_DATA EXTRACT_

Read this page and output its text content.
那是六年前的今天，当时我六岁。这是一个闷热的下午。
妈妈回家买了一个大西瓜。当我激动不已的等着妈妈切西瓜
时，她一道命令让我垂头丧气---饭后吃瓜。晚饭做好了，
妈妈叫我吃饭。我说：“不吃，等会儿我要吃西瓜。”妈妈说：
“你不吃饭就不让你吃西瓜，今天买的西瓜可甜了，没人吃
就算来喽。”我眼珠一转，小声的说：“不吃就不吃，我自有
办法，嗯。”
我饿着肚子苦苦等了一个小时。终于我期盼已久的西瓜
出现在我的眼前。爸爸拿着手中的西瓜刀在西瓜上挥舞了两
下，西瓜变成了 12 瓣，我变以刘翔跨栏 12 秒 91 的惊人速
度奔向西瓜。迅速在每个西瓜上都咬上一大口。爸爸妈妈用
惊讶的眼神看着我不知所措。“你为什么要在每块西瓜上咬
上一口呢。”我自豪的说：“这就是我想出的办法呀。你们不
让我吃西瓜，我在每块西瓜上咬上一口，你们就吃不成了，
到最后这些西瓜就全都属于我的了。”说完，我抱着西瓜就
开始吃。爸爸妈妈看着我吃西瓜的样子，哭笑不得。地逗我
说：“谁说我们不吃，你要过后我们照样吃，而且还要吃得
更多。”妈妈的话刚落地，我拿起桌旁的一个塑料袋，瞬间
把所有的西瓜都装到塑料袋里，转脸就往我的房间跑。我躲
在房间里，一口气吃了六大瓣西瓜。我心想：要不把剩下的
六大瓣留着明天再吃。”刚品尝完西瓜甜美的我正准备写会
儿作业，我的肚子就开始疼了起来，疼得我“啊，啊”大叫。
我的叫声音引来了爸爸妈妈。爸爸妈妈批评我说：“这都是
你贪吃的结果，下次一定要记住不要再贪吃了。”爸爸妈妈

_WHAT YOU SHOULD DO_
Produce an exact copy of the whole listing.

_EXERCISE RESPONSE_
Read this page and output its text content.
那是六年前的今天，当时我六岁。这是一个闷热的下午。
妈妈回家买了一个大西瓜。当我激动不已的等着妈妈切西瓜
时，她一道命令让我垂头丧气---饭后吃瓜。晚饭做好了，
妈妈叫我吃饭。我说：“不吃，等会儿我要吃西瓜。”妈妈说：
“你不吃饭就不让你吃西瓜，今天买的西瓜可甜了，没人吃
就算来喽。”我眼珠一转，小声的说：“不吃就不吃，我自有
办法，嗯。”
我饿着肚子苦苦等了一个小时。终于我期盼已久的西瓜
出现在我的眼前。爸爸拿着手中的西瓜刀在西瓜上挥舞了两
下，西瓜变成了 12 瓣，我变以刘翔跨栏 12 秒 91 的惊人速
度奔向西瓜。迅速在每个西瓜上都咬上一大口。爸爸妈妈用
惊讶的眼神看着我不知所措。“你为什么要在每块西瓜上咬
上一口呢。”我自豪的说：“这就是我想出的办法呀。你们不
让我吃西瓜，我在每块西瓜上咬上一口，你们就吃不成了，
到最后这些西瓜就全都属于我的了。”说完，我抱着西瓜就
开始吃。爸爸妈妈看着我吃西瓜的样子，哭笑不得。地逗我
说：“谁说我们不吃，你要过后我们照样吃，而且还要吃得
更多。”妈妈的话刚落地，我拿起桌旁的一个塑料袋，瞬间
把所有的西瓜都装到塑料袋里，转脸就往我的房间跑。我躲
在房间里，一口气吃了六大瓣西瓜。我心想：要不把剩下的
六大瓣留着明天再吃。”刚品尝完西瓜甜美的我正准备写会
儿作业，我的肚子就开始疼了起来，疼得我“啊，啊”大叫。
我的叫声音引来了爸爸妈妈。爸爸妈妈批评我说：“这都是
你贪吃的结果，下次一定要记住不要再贪吃了。”爸爸妈妈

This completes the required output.